WHAT THE EXERCISE ASKS:
Reply with nothing except the number of lines that contain the word "plus".

(Records)
————

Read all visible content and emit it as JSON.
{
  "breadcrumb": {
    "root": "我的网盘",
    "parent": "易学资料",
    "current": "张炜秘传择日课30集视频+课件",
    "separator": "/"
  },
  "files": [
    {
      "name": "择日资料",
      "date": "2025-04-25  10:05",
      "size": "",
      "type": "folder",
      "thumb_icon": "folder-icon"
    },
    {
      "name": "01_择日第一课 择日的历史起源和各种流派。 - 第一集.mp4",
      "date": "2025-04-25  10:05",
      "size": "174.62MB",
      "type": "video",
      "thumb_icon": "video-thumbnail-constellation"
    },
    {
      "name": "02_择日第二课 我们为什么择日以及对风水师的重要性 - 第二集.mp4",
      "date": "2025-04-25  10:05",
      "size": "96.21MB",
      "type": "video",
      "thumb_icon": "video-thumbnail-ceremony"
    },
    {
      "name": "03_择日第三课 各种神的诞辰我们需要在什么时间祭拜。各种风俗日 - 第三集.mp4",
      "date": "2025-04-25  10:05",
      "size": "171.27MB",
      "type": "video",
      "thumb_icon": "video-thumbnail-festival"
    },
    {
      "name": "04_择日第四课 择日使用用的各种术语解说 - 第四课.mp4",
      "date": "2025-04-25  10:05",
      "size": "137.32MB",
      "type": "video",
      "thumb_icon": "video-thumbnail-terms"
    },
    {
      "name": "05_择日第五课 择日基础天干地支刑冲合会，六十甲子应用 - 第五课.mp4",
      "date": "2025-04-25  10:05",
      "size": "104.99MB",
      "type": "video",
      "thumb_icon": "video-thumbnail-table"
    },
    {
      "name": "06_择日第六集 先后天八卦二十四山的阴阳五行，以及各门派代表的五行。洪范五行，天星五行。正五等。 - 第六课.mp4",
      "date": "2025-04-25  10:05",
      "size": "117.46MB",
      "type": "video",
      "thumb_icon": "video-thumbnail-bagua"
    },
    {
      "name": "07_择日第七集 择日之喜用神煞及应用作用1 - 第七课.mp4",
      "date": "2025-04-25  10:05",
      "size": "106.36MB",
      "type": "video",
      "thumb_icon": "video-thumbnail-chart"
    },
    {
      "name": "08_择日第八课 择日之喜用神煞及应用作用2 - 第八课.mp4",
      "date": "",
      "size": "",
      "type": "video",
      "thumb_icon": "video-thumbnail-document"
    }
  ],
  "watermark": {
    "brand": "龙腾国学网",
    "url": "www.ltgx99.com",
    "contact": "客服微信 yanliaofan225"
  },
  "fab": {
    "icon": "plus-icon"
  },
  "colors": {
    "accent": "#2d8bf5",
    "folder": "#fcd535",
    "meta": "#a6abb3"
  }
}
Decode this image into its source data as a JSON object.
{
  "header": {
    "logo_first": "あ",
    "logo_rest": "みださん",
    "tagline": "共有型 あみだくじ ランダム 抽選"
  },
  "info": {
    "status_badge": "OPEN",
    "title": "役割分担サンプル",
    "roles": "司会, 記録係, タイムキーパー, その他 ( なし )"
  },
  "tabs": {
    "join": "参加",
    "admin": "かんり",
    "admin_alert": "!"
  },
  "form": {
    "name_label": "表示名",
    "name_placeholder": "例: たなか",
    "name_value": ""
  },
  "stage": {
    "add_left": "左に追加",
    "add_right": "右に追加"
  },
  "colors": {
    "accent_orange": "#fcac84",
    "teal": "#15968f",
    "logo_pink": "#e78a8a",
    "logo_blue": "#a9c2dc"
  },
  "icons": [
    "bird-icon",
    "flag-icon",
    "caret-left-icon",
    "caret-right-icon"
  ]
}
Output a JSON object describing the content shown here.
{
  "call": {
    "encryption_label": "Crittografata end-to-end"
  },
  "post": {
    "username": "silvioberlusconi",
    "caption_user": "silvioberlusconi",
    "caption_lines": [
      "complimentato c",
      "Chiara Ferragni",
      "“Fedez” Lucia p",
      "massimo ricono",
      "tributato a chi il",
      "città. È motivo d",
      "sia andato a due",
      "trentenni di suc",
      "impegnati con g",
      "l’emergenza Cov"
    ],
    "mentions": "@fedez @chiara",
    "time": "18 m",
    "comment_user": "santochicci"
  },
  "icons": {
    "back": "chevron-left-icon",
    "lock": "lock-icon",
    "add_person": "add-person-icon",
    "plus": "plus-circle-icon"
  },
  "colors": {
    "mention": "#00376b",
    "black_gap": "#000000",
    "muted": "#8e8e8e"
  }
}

————

COMPLETED TASK:
2